- Task details:
Track down the lines that contain "grid" and copy them.

**** Input records ****

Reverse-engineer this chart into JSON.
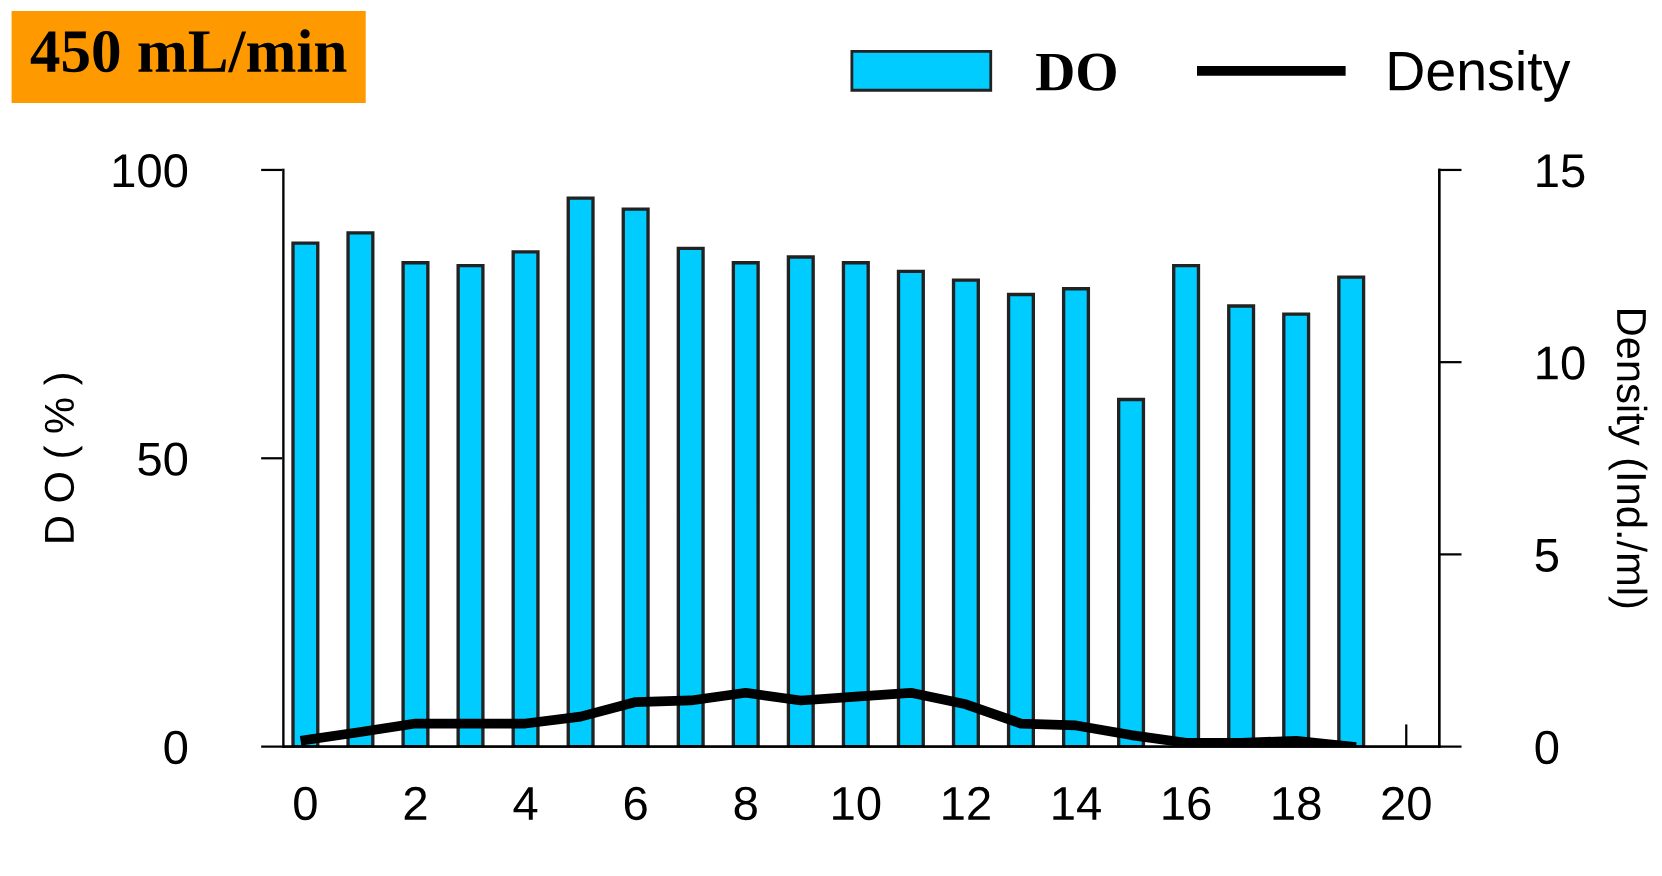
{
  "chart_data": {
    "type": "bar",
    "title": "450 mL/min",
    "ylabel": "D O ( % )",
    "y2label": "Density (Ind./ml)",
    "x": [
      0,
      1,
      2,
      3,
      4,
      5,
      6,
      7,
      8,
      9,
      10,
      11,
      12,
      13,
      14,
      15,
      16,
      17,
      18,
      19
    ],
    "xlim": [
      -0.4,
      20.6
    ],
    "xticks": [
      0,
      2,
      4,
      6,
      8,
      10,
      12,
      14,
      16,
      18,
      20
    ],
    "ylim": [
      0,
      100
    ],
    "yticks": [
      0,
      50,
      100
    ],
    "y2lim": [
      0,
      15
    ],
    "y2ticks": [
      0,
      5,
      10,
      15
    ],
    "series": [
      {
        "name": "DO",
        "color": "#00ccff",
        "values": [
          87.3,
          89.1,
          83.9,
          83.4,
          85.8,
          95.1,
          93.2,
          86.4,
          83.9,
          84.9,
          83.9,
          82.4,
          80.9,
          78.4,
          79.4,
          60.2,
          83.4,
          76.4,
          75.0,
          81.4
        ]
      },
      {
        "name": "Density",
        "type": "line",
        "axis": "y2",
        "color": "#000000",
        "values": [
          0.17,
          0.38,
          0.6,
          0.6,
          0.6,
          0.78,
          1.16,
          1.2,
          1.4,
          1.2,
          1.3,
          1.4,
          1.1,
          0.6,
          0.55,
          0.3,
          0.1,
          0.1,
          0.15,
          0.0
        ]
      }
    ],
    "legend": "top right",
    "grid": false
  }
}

****
**** Input records ****

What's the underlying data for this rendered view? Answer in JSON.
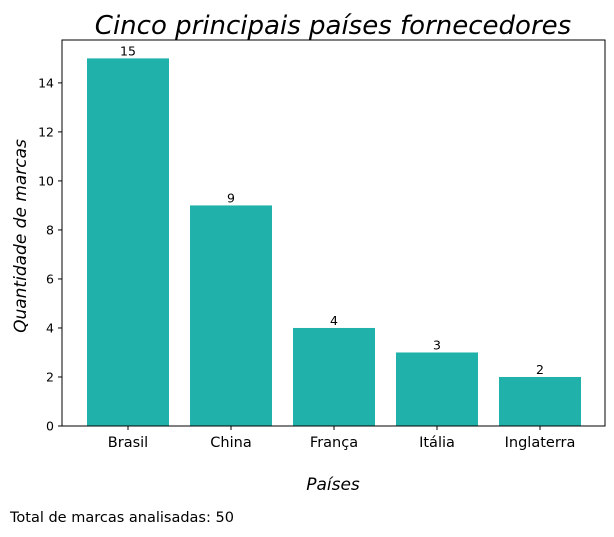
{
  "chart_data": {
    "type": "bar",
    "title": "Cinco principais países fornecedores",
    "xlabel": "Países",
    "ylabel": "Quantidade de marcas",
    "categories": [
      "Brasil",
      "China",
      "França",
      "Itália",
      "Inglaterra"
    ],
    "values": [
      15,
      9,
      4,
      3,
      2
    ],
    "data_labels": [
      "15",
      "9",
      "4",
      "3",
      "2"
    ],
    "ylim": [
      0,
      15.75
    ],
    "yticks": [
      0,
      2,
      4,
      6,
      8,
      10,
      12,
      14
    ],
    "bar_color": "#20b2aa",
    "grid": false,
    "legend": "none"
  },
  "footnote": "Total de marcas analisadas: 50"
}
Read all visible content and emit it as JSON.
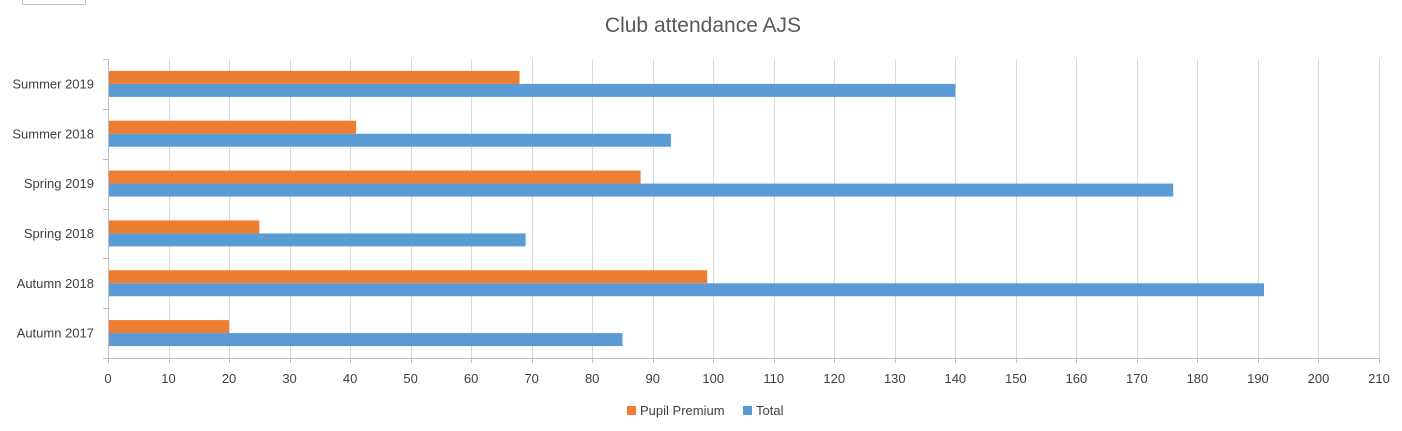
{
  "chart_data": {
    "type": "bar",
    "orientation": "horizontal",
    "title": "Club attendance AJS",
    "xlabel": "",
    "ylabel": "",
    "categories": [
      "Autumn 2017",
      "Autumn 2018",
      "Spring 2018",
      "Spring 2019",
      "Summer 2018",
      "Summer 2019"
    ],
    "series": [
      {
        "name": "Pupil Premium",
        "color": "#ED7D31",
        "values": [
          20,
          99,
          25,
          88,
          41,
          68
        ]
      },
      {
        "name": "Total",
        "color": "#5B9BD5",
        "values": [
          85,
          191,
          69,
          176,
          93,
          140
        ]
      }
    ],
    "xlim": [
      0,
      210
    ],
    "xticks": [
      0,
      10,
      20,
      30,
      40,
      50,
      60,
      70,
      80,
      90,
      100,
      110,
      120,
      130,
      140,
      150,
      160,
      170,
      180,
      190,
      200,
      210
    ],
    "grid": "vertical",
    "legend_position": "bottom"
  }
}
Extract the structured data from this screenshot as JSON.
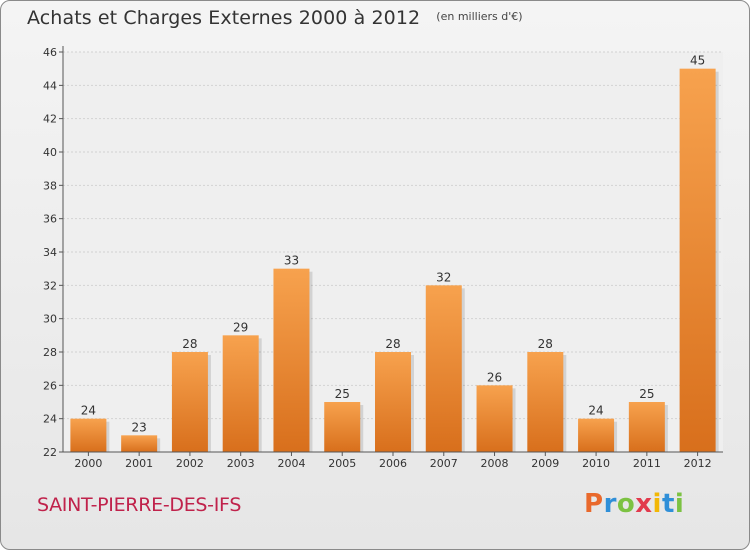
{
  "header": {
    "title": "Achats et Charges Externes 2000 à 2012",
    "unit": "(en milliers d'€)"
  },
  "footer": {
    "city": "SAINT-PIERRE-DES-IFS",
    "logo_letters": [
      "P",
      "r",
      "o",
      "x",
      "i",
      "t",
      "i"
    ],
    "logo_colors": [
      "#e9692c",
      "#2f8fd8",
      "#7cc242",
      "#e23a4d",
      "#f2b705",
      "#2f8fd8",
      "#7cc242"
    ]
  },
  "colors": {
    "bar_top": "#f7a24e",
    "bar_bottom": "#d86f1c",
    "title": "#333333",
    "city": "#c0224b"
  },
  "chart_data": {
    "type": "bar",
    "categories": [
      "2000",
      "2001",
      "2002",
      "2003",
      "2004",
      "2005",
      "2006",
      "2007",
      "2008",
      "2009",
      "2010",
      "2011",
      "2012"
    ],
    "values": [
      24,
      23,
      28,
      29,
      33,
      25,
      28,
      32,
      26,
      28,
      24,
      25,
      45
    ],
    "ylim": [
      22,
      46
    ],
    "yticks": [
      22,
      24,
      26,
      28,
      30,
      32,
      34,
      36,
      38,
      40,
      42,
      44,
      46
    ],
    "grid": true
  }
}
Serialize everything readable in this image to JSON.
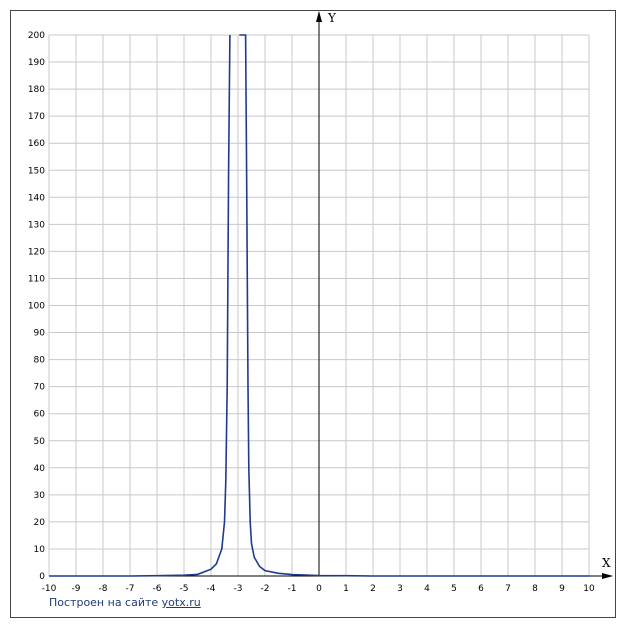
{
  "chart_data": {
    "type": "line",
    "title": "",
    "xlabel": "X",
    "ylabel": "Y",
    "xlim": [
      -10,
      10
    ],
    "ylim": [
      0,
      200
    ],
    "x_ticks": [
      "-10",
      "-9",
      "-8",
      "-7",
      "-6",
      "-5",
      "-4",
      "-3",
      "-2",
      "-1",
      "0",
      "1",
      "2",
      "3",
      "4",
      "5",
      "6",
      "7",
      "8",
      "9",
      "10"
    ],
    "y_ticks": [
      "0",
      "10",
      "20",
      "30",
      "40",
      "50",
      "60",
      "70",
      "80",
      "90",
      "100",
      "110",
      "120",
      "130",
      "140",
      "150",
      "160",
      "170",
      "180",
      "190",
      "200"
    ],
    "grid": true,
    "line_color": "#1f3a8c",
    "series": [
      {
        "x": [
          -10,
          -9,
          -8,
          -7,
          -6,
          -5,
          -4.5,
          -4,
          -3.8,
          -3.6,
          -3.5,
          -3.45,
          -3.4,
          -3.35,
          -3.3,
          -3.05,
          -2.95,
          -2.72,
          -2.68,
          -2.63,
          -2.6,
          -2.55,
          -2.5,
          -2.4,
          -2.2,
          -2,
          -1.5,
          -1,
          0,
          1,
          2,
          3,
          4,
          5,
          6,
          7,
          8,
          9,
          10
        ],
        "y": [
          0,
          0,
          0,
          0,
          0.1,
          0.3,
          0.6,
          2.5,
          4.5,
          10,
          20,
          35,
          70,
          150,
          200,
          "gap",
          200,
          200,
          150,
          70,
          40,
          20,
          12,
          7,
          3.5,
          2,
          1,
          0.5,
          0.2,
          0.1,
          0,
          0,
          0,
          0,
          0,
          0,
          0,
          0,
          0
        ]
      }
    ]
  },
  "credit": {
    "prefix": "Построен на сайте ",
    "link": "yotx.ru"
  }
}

****

- The solution:
    "grid": false
    "grid": false,
    "grid": "vertical",
    "grid": true
    "grid": true,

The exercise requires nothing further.